**Requirements**
Search the listing for the string "components" and copy every line that contains it.

[Part of a data file]
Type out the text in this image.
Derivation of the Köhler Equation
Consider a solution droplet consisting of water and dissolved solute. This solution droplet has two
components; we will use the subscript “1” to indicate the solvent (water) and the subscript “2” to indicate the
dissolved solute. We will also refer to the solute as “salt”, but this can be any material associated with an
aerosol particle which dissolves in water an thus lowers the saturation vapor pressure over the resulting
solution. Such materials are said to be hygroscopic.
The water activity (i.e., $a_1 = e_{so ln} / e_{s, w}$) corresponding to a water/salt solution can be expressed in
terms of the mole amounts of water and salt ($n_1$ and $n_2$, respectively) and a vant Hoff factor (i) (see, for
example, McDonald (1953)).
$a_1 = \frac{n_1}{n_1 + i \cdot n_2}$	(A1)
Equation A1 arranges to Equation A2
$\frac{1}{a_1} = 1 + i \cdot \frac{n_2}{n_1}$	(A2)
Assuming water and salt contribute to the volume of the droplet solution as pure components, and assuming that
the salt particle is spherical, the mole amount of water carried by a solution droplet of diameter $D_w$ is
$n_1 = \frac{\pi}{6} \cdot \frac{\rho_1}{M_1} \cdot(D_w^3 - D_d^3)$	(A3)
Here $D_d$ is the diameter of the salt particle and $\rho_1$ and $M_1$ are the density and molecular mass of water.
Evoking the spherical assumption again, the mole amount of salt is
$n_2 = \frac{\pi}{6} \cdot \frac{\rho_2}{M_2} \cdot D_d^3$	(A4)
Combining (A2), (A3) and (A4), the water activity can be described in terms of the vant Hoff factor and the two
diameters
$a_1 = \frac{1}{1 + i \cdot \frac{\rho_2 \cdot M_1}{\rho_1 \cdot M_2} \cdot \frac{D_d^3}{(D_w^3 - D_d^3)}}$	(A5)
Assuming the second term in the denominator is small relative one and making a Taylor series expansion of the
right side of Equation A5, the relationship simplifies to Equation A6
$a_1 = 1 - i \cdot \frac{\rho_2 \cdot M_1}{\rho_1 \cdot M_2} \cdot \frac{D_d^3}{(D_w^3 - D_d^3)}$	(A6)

**Problem solution**
components; we will use the subscript “1” to indicate the solvent (water) and the subscript “2” to indicate the
Assuming water and salt contribute to the volume of the droplet solution as pure components, and assuming that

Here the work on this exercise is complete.